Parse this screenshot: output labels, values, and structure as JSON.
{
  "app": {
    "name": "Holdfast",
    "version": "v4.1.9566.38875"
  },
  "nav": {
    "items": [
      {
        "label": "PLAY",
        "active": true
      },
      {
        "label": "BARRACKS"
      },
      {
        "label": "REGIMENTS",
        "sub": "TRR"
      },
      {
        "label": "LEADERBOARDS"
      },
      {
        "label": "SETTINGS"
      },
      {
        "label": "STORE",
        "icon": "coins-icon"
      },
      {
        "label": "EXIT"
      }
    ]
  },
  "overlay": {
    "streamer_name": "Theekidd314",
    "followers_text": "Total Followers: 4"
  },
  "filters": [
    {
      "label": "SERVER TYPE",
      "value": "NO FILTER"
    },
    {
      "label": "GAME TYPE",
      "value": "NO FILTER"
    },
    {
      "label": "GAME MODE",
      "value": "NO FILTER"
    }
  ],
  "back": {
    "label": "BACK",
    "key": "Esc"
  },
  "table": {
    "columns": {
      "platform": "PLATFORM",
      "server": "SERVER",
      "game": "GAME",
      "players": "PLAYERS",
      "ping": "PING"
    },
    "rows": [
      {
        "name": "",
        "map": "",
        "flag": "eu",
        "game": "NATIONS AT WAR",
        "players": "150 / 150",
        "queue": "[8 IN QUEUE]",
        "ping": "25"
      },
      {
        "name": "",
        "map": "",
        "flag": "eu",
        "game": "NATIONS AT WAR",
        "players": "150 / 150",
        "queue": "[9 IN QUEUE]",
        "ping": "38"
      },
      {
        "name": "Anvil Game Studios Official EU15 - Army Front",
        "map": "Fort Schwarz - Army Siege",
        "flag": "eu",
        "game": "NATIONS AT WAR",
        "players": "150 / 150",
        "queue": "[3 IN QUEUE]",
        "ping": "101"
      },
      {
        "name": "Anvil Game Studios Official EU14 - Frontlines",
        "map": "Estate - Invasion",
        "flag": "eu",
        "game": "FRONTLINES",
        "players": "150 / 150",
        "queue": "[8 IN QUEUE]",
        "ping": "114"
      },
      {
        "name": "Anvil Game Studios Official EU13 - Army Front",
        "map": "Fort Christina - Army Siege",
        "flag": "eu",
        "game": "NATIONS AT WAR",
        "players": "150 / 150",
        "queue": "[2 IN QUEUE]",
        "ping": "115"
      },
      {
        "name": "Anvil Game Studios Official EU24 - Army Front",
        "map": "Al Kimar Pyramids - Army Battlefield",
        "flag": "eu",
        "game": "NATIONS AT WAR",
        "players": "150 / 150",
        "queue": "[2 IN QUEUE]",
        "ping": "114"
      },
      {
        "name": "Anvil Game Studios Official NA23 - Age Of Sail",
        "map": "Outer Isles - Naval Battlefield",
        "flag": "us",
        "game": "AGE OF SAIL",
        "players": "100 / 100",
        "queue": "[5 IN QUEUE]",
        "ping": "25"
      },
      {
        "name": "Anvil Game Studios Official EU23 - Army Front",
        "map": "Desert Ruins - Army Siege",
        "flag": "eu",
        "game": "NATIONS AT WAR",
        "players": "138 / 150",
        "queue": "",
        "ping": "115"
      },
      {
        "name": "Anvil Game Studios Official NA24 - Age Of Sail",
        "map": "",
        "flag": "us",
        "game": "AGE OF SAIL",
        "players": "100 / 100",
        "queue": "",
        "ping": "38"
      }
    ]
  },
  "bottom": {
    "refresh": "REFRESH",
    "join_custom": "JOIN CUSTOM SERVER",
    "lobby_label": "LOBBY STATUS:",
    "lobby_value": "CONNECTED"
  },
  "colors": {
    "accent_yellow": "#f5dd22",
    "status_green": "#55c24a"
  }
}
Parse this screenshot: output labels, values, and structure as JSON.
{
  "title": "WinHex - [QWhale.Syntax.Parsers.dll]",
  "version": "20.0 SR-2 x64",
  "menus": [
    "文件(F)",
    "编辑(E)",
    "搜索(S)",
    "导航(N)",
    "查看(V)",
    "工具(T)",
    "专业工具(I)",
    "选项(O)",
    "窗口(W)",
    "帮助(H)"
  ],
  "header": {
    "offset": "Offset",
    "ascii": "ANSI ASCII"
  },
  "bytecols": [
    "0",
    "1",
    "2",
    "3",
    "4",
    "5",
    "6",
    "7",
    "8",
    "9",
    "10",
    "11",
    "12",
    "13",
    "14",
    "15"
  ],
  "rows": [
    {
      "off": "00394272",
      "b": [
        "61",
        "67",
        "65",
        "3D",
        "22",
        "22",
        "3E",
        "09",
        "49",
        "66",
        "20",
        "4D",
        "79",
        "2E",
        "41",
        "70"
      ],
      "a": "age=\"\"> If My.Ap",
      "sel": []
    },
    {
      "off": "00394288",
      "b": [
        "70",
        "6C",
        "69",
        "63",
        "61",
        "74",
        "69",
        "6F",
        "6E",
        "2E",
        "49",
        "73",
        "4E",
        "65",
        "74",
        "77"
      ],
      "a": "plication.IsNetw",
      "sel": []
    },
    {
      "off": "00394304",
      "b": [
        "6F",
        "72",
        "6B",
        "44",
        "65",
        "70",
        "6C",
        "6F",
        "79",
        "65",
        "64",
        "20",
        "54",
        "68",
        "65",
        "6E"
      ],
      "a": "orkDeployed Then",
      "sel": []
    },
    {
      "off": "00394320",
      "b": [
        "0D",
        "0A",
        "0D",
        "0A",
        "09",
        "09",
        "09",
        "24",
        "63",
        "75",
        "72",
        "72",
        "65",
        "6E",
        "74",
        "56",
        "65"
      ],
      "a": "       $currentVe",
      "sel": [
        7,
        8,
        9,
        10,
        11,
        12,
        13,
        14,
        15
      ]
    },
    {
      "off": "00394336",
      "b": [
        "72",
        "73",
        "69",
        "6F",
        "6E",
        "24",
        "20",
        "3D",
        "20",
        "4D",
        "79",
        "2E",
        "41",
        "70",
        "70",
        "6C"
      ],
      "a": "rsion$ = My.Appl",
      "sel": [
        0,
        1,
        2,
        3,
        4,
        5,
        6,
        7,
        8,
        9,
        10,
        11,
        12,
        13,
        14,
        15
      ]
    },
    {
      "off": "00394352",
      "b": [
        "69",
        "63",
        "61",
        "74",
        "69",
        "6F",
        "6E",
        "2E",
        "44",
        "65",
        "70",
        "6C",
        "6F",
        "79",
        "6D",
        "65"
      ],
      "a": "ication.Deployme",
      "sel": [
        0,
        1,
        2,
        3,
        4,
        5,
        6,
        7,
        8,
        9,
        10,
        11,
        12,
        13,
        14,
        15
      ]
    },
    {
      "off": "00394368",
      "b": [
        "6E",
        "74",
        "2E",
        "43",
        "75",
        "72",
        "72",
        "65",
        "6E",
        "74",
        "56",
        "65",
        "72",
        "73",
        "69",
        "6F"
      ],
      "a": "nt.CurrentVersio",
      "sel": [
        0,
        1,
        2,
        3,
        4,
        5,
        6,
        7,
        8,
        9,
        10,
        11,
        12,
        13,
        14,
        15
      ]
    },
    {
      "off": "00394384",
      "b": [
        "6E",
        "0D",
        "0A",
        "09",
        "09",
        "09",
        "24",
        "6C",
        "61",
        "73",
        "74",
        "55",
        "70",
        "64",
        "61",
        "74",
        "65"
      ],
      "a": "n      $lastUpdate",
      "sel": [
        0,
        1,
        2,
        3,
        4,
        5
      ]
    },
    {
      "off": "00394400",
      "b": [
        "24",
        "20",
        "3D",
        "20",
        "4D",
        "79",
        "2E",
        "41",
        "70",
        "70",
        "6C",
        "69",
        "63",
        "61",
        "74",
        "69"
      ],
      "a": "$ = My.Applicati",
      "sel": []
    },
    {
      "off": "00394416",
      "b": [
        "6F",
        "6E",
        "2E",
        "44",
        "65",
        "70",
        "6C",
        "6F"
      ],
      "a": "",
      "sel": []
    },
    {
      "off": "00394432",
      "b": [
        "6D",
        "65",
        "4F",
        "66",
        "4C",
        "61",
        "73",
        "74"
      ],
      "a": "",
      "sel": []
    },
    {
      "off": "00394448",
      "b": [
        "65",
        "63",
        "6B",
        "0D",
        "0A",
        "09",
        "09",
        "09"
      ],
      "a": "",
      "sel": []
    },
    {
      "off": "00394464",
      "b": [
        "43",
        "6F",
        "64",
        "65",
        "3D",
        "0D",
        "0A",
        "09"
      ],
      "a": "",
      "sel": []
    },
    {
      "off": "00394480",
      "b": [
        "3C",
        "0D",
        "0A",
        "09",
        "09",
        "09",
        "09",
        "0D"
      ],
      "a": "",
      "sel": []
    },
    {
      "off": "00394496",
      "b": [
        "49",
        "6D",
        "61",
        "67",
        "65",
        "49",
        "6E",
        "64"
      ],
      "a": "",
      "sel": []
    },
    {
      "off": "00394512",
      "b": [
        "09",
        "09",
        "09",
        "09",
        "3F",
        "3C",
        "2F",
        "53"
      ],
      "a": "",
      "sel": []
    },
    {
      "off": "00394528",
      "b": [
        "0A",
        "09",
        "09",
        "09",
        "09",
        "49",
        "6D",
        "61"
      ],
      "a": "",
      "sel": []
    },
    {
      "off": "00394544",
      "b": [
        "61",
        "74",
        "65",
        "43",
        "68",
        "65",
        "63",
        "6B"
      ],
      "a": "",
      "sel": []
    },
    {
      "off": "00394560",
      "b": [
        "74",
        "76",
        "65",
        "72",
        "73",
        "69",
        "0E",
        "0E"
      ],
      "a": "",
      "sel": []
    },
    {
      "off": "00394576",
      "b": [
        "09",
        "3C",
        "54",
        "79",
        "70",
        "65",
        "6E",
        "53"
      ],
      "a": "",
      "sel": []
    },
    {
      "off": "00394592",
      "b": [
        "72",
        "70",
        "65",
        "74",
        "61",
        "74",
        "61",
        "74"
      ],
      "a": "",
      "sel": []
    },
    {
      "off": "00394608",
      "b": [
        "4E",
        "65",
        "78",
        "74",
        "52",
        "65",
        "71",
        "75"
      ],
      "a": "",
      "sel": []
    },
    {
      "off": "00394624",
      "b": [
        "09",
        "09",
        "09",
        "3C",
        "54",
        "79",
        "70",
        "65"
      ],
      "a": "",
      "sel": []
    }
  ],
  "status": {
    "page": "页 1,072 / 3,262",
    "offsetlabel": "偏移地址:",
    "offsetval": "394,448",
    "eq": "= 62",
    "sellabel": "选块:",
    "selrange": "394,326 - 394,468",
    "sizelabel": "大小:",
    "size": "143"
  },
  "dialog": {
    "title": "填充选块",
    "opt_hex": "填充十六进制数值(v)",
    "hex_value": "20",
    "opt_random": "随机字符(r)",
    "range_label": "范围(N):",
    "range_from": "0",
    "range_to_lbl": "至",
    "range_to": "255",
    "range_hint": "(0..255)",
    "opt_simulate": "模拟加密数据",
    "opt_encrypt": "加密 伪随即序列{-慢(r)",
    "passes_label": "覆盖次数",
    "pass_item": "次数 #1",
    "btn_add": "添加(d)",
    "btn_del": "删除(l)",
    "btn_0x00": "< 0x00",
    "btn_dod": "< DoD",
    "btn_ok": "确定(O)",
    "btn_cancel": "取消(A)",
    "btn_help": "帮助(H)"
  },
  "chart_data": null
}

Required work: Check each line above for the word "Battlefield", and copy the lines where it appears.

The reply:
        "map": "Al Kimar Pyramids - Army Battlefield",
        "map": "Outer Isles - Naval Battlefield",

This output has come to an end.